* Set problem
Return all of the entries word for word, but omit the pictures they contain.

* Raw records
-*-
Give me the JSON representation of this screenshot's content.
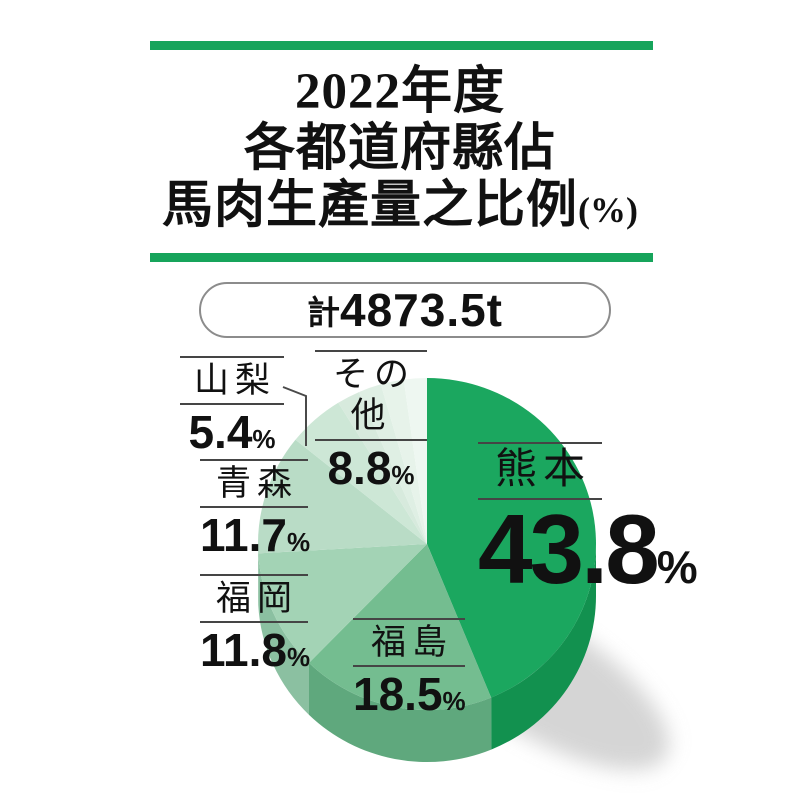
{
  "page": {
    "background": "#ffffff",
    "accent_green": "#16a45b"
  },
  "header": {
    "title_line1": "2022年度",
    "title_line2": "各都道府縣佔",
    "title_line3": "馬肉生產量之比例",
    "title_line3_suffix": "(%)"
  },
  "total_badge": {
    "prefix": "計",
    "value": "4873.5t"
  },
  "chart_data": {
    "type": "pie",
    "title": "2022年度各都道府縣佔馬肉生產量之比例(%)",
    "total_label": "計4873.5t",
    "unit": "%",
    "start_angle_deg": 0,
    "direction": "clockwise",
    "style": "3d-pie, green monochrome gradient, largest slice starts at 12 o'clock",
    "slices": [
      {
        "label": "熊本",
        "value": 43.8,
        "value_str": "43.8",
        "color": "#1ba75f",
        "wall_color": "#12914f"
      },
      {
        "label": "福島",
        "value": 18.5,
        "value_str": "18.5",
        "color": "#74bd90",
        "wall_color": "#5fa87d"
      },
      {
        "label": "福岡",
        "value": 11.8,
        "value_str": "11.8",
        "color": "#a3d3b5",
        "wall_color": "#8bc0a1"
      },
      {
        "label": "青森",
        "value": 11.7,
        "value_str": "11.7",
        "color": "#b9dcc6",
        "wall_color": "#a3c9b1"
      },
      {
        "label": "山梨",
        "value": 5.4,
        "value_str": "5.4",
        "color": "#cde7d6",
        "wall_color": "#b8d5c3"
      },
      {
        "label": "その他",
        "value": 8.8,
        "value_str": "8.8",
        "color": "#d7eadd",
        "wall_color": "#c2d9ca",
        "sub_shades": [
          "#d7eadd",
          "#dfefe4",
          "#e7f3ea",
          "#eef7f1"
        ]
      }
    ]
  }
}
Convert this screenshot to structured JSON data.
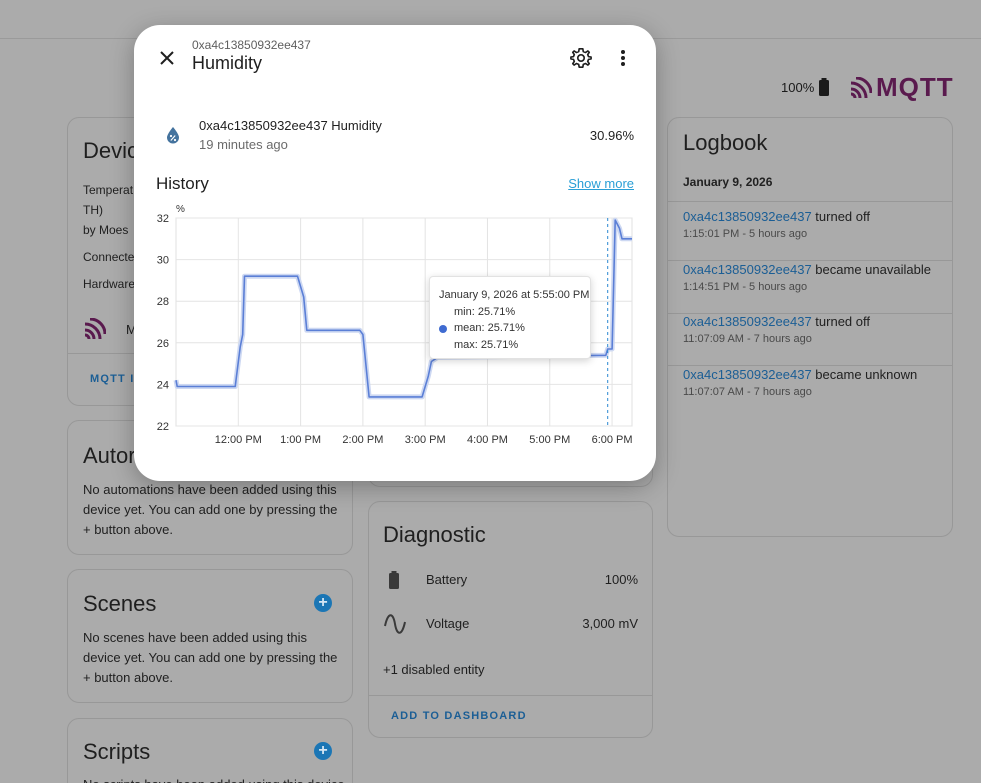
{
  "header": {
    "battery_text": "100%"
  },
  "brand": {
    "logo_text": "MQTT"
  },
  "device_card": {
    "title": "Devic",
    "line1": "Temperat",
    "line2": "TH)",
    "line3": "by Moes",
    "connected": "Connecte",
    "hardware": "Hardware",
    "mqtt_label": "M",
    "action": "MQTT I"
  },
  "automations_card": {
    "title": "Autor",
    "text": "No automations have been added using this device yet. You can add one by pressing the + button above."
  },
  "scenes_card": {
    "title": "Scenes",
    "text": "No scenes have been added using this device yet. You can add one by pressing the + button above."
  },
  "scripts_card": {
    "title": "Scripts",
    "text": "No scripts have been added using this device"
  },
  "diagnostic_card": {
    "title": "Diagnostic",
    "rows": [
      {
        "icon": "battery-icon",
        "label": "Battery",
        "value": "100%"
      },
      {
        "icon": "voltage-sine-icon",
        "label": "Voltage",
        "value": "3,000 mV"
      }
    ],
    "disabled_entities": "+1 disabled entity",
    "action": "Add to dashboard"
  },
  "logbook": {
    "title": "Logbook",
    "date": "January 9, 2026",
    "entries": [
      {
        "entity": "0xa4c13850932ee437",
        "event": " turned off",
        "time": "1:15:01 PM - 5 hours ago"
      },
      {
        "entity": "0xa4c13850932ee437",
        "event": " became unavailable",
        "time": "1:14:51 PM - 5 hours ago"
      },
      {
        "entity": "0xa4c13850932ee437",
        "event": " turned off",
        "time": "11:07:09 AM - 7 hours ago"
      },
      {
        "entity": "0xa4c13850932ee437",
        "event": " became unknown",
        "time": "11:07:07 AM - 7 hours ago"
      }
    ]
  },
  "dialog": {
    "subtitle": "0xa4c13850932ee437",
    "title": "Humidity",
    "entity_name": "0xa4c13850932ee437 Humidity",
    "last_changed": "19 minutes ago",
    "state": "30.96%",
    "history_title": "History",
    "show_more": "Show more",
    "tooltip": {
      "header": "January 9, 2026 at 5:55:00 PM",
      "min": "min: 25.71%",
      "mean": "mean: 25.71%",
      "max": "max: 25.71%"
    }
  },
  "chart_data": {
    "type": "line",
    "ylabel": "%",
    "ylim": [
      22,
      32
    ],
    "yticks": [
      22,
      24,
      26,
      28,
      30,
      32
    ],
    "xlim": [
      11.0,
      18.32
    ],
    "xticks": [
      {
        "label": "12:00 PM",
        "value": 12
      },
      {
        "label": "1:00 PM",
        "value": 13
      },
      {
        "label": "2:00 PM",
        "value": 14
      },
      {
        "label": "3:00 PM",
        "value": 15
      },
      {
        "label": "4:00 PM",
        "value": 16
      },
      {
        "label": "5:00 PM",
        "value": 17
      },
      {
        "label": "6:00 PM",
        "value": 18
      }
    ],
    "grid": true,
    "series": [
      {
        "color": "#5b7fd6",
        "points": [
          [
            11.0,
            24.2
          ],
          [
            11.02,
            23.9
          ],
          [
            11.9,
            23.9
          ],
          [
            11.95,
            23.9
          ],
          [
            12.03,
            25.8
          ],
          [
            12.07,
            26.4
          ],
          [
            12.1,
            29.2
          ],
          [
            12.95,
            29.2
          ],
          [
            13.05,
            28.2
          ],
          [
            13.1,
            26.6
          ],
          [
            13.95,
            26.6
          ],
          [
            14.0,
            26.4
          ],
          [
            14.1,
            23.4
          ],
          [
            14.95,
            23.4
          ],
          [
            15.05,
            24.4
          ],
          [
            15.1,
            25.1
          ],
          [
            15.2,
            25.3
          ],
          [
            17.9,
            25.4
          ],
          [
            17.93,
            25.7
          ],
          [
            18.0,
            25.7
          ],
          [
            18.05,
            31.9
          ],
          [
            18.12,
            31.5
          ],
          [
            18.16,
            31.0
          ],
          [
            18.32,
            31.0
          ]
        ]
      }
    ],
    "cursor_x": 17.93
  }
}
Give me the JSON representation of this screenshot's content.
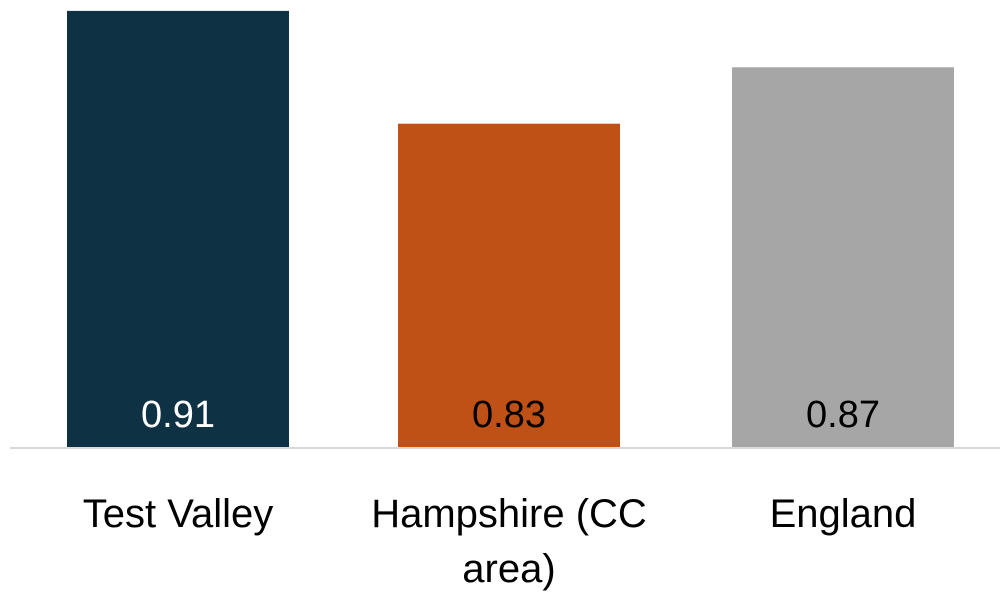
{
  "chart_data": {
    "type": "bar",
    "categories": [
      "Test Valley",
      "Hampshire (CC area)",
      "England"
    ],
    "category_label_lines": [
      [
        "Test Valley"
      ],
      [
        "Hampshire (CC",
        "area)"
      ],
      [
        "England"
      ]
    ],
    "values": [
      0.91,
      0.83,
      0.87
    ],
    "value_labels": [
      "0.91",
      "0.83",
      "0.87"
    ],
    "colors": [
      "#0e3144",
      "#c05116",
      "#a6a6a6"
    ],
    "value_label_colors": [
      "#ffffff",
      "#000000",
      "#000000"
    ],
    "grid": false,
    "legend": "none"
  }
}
-*-
* Exercise response
Give me the JSON representation of this screenshot's content.
{
  "page": {
    "background": "#ffffff",
    "accent_green": "#16a45b"
  },
  "header": {
    "title_line1": "2022年度",
    "title_line2": "各都道府縣佔",
    "title_line3": "馬肉生產量之比例",
    "title_line3_suffix": "(%)"
  },
  "total_badge": {
    "prefix": "計",
    "value": "4873.5t"
  },
  "chart_data": {
    "type": "pie",
    "title": "2022年度各都道府縣佔馬肉生產量之比例(%)",
    "total_label": "計4873.5t",
    "unit": "%",
    "start_angle_deg": 0,
    "direction": "clockwise",
    "style": "3d-pie, green monochrome gradient, largest slice starts at 12 o'clock",
    "slices": [
      {
        "label": "熊本",
        "value": 43.8,
        "value_str": "43.8",
        "color": "#1ba75f",
        "wall_color": "#12914f"
      },
      {
        "label": "福島",
        "value": 18.5,
        "value_str": "18.5",
        "color": "#74bd90",
        "wall_color": "#5fa87d"
      },
      {
        "label": "福岡",
        "value": 11.8,
        "value_str": "11.8",
        "color": "#a3d3b5",
        "wall_color": "#8bc0a1"
      },
      {
        "label": "青森",
        "value": 11.7,
        "value_str": "11.7",
        "color": "#b9dcc6",
        "wall_color": "#a3c9b1"
      },
      {
        "label": "山梨",
        "value": 5.4,
        "value_str": "5.4",
        "color": "#cde7d6",
        "wall_color": "#b8d5c3"
      },
      {
        "label": "その他",
        "value": 8.8,
        "value_str": "8.8",
        "color": "#d7eadd",
        "wall_color": "#c2d9ca",
        "sub_shades": [
          "#d7eadd",
          "#dfefe4",
          "#e7f3ea",
          "#eef7f1"
        ]
      }
    ]
  }
}
Convert this screenshot to structured JSON data.
{
  "header": {
    "battery_text": "100%"
  },
  "brand": {
    "logo_text": "MQTT"
  },
  "device_card": {
    "title": "Devic",
    "line1": "Temperat",
    "line2": "TH)",
    "line3": "by Moes",
    "connected": "Connecte",
    "hardware": "Hardware",
    "mqtt_label": "M",
    "action": "MQTT I"
  },
  "automations_card": {
    "title": "Autor",
    "text": "No automations have been added using this device yet. You can add one by pressing the + button above."
  },
  "scenes_card": {
    "title": "Scenes",
    "text": "No scenes have been added using this device yet. You can add one by pressing the + button above."
  },
  "scripts_card": {
    "title": "Scripts",
    "text": "No scripts have been added using this device"
  },
  "diagnostic_card": {
    "title": "Diagnostic",
    "rows": [
      {
        "icon": "battery-icon",
        "label": "Battery",
        "value": "100%"
      },
      {
        "icon": "voltage-sine-icon",
        "label": "Voltage",
        "value": "3,000 mV"
      }
    ],
    "disabled_entities": "+1 disabled entity",
    "action": "Add to dashboard"
  },
  "logbook": {
    "title": "Logbook",
    "date": "January 9, 2026",
    "entries": [
      {
        "entity": "0xa4c13850932ee437",
        "event": " turned off",
        "time": "1:15:01 PM - 5 hours ago"
      },
      {
        "entity": "0xa4c13850932ee437",
        "event": " became unavailable",
        "time": "1:14:51 PM - 5 hours ago"
      },
      {
        "entity": "0xa4c13850932ee437",
        "event": " turned off",
        "time": "11:07:09 AM - 7 hours ago"
      },
      {
        "entity": "0xa4c13850932ee437",
        "event": " became unknown",
        "time": "11:07:07 AM - 7 hours ago"
      }
    ]
  },
  "dialog": {
    "subtitle": "0xa4c13850932ee437",
    "title": "Humidity",
    "entity_name": "0xa4c13850932ee437 Humidity",
    "last_changed": "19 minutes ago",
    "state": "30.96%",
    "history_title": "History",
    "show_more": "Show more",
    "tooltip": {
      "header": "January 9, 2026 at 5:55:00 PM",
      "min": "min: 25.71%",
      "mean": "mean: 25.71%",
      "max": "max: 25.71%"
    }
  },
  "chart_data": {
    "type": "line",
    "ylabel": "%",
    "ylim": [
      22,
      32
    ],
    "yticks": [
      22,
      24,
      26,
      28,
      30,
      32
    ],
    "xlim": [
      11.0,
      18.32
    ],
    "xticks": [
      {
        "label": "12:00 PM",
        "value": 12
      },
      {
        "label": "1:00 PM",
        "value": 13
      },
      {
        "label": "2:00 PM",
        "value": 14
      },
      {
        "label": "3:00 PM",
        "value": 15
      },
      {
        "label": "4:00 PM",
        "value": 16
      },
      {
        "label": "5:00 PM",
        "value": 17
      },
      {
        "label": "6:00 PM",
        "value": 18
      }
    ],
    "grid": true,
    "series": [
      {
        "color": "#5b7fd6",
        "points": [
          [
            11.0,
            24.2
          ],
          [
            11.02,
            23.9
          ],
          [
            11.9,
            23.9
          ],
          [
            11.95,
            23.9
          ],
          [
            12.03,
            25.8
          ],
          [
            12.07,
            26.4
          ],
          [
            12.1,
            29.2
          ],
          [
            12.95,
            29.2
          ],
          [
            13.05,
            28.2
          ],
          [
            13.1,
            26.6
          ],
          [
            13.95,
            26.6
          ],
          [
            14.0,
            26.4
          ],
          [
            14.1,
            23.4
          ],
          [
            14.95,
            23.4
          ],
          [
            15.05,
            24.4
          ],
          [
            15.1,
            25.1
          ],
          [
            15.2,
            25.3
          ],
          [
            17.9,
            25.4
          ],
          [
            17.93,
            25.7
          ],
          [
            18.0,
            25.7
          ],
          [
            18.05,
            31.9
          ],
          [
            18.12,
            31.5
          ],
          [
            18.16,
            31.0
          ],
          [
            18.32,
            31.0
          ]
        ]
      }
    ],
    "cursor_x": 17.93
  }
}
Give me the JSON representation of this screenshot's content.
{
  "chart_data": {
    "type": "bar",
    "categories": [
      "Test Valley",
      "Hampshire (CC area)",
      "England"
    ],
    "category_label_lines": [
      [
        "Test Valley"
      ],
      [
        "Hampshire (CC",
        "area)"
      ],
      [
        "England"
      ]
    ],
    "values": [
      0.91,
      0.83,
      0.87
    ],
    "value_labels": [
      "0.91",
      "0.83",
      "0.87"
    ],
    "colors": [
      "#0e3144",
      "#c05116",
      "#a6a6a6"
    ],
    "value_label_colors": [
      "#ffffff",
      "#000000",
      "#000000"
    ],
    "grid": false,
    "legend": "none"
  }
}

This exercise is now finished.